ÉNONCÉ
Reprenez sous forme de liste le paragraphe de l'extrait sur la guimbarde qui commence par « Maintenant, la Yakoutie », en gardant ses faits principaux.

EXTRAIT DU TEXTE
-*-*-

Maintenant, la Yakoutie a beaucoup de forgerons, ce qui n’a pas toujours été le cas. En 1991, on a ouvert le premier Musée de la guimbarde. C’est le seul musée gouvernemental public de la guimbarde dans le monde, et c’est aussi un centre d’études de la guimbarde. Aujourd’hui, ce musée a quinze filiales dans différents pays. La dernière filiale à été ouverte en février 2019 en Mongolie. Je peux dire que je suis l’initiateur et l’organisateur de cette filiale mongole.

Et puis j’ai également joué dans le film de BARTABAS Chamane, qui est sorti en 1995. C’est un très bon film, mais ça n’a pas été facile de doubler à la guimbarde l’acteur qui faisait le musicien, de jouer en suivant ses mouvements. Parce que c’est lui qui était filmé, mais c’est moi qui jouait après par-dessus les images. Ça n’a donc pas été facile. À la fin, j’ai improvisé.

-*-*-

LES ENTRÉES
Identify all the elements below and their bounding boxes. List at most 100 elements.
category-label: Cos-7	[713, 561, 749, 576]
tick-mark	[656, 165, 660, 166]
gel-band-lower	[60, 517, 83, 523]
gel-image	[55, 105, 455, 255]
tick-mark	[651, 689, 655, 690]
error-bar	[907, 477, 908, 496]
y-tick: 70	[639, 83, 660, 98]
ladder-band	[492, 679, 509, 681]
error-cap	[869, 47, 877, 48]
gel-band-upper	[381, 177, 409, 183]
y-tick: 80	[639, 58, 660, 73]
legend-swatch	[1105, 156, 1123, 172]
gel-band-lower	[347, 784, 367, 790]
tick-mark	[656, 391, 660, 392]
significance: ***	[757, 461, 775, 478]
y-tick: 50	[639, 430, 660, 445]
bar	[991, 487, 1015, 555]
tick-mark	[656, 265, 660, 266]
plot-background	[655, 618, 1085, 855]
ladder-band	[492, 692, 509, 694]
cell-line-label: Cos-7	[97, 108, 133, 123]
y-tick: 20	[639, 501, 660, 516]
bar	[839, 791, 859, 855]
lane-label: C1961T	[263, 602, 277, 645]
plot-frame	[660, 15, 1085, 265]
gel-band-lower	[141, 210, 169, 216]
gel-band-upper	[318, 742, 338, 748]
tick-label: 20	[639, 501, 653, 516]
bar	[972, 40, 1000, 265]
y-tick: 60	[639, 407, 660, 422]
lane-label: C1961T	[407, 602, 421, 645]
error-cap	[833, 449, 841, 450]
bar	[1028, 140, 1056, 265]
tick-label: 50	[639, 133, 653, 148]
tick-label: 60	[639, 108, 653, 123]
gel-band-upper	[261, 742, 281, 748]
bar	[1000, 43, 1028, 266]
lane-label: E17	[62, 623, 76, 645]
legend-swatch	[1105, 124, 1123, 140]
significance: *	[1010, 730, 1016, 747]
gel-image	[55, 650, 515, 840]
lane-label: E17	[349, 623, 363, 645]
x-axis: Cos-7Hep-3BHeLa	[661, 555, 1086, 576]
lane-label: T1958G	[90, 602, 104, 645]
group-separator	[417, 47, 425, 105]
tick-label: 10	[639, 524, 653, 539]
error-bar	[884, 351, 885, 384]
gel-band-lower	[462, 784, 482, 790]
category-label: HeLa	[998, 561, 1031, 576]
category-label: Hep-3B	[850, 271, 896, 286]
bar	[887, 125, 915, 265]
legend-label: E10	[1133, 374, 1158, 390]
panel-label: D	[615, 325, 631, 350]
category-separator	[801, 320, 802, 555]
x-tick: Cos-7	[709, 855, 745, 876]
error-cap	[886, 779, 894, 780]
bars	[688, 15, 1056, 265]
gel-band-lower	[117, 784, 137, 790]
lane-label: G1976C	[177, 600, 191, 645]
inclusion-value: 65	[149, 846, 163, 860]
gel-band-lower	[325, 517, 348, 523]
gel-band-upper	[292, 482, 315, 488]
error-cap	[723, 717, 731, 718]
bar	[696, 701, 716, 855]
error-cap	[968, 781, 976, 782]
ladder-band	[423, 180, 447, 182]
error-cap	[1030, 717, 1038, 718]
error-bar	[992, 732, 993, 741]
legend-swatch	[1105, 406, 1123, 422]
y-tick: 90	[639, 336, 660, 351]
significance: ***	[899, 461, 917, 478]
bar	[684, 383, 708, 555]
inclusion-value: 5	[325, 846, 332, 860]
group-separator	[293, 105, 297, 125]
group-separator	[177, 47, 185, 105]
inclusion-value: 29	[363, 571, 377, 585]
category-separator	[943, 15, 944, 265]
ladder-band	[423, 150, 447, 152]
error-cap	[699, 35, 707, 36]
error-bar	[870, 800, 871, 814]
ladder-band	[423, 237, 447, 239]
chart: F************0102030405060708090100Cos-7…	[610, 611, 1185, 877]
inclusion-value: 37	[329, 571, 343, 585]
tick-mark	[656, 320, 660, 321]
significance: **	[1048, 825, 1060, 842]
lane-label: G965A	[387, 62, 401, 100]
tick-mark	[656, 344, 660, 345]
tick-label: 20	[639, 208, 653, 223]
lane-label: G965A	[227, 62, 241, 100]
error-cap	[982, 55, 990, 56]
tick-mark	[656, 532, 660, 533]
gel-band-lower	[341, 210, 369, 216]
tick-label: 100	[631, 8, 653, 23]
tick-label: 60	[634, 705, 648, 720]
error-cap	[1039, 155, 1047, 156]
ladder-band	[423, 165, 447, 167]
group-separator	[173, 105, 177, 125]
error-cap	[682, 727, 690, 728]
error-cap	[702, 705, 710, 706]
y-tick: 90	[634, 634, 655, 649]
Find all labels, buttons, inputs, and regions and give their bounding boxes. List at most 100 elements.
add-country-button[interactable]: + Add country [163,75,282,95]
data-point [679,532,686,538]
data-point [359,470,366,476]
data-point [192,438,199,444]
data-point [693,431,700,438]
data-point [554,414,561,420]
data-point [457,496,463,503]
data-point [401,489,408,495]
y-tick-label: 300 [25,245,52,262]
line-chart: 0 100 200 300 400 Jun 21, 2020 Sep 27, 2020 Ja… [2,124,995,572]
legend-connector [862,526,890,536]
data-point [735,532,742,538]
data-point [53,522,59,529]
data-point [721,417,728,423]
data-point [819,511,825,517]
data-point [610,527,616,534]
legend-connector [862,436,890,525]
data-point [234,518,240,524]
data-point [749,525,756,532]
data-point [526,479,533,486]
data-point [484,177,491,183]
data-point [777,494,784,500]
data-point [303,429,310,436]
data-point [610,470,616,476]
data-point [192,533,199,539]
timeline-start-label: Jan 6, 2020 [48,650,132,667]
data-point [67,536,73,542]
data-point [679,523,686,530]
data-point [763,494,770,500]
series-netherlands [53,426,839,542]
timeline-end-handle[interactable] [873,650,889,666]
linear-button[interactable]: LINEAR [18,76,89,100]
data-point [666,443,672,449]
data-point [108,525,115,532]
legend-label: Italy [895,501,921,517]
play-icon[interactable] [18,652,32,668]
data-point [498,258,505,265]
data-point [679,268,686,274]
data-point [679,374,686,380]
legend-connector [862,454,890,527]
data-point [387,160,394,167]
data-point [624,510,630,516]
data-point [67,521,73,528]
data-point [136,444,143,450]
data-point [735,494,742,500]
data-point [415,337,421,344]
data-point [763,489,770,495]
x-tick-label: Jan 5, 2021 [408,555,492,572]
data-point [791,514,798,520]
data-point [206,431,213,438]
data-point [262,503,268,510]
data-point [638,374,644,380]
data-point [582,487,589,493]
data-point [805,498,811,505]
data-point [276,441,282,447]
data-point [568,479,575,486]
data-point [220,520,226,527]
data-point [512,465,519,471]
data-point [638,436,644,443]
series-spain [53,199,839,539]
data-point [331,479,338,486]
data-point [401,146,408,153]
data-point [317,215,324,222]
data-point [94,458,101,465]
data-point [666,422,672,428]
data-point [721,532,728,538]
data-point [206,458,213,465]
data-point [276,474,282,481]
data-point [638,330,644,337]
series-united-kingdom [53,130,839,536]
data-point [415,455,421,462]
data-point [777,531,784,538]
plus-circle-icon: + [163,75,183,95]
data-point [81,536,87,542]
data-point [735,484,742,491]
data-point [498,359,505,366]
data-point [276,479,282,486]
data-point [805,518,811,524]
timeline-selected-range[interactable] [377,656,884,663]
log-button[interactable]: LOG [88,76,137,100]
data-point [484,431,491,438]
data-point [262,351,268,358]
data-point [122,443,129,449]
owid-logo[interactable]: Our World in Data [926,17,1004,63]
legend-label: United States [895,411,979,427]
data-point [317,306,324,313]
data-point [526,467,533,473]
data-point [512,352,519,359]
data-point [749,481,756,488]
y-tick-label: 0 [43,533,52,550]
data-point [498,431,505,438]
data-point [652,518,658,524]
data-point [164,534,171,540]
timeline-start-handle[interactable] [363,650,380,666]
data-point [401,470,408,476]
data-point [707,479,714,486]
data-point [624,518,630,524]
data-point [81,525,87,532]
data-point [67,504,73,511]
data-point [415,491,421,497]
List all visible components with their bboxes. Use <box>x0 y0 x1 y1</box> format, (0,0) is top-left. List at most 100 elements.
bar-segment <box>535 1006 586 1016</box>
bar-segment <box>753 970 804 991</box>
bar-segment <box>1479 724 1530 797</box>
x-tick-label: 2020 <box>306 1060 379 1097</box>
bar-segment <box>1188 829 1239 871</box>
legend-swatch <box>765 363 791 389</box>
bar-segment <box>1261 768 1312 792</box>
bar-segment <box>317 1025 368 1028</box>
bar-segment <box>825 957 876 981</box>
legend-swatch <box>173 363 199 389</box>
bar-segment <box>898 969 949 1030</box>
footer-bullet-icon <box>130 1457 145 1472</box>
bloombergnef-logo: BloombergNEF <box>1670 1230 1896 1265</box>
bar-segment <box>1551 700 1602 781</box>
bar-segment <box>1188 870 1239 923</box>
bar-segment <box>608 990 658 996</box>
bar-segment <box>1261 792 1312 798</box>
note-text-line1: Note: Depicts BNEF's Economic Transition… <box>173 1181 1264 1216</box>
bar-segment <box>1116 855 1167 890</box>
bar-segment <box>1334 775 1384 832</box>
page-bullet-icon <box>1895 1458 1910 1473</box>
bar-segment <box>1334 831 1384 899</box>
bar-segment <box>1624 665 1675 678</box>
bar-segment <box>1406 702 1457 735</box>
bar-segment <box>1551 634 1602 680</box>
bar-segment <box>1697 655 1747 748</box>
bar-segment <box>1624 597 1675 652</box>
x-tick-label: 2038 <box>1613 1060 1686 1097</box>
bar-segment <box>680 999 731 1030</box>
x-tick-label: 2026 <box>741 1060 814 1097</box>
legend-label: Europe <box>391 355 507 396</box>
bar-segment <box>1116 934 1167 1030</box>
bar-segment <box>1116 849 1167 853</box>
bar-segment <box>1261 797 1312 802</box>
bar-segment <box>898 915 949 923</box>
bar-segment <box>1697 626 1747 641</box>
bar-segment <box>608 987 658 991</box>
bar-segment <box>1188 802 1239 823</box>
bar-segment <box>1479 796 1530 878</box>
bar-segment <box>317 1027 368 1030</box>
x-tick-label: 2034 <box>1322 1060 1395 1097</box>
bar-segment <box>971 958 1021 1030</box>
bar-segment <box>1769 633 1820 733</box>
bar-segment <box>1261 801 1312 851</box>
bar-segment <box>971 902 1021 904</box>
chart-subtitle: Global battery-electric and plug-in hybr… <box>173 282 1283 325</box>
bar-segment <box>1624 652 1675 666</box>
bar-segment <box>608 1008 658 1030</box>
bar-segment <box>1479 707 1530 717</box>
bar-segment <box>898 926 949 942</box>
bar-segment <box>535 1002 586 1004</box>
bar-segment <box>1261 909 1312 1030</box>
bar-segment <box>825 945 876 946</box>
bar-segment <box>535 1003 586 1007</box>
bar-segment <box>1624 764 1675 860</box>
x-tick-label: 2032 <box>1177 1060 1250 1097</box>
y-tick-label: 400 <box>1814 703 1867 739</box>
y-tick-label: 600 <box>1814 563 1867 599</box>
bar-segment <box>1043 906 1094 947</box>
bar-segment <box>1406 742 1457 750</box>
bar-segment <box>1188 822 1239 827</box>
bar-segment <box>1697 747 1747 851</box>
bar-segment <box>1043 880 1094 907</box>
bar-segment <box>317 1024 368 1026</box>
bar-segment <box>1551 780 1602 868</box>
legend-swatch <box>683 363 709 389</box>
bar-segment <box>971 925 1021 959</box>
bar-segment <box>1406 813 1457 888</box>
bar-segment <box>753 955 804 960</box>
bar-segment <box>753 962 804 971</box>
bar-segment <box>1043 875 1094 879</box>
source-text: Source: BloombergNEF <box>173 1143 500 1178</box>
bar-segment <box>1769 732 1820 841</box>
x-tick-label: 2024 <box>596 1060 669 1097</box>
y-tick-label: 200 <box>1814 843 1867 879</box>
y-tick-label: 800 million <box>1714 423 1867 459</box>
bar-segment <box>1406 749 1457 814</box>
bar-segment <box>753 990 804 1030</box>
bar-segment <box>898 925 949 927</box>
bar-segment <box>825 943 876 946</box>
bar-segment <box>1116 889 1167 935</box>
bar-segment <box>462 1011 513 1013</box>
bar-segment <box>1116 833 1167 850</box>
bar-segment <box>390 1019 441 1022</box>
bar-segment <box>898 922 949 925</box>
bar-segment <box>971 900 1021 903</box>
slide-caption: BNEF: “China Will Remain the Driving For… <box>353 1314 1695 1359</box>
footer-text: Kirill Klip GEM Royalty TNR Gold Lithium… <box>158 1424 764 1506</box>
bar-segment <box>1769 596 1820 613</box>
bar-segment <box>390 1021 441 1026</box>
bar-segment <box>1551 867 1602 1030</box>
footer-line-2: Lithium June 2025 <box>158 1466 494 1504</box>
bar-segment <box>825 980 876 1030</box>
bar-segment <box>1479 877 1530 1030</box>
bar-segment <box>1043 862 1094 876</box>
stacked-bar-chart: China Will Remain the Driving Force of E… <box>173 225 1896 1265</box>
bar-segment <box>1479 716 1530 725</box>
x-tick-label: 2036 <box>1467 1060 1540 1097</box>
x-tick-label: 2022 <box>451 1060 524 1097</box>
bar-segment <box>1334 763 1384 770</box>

-*-*-

CORRIGÉ
- La Yakoutie compte aujourd'hui beaucoup de forgerons, ce qui n'a pas toujours été le cas.
- Le premier Musée de la guimbarde a ouvert en 1991.
- C'est le seul musée public d'État de la guimbarde au monde, et aussi un centre d'études de cet instrument.
- Il a aujourd'hui quinze filiales dans différents pays.
- La dernière a ouvert en février 2019 en Mongolie, à l'initiative de la personne qui parle, qui l'a aussi organisée.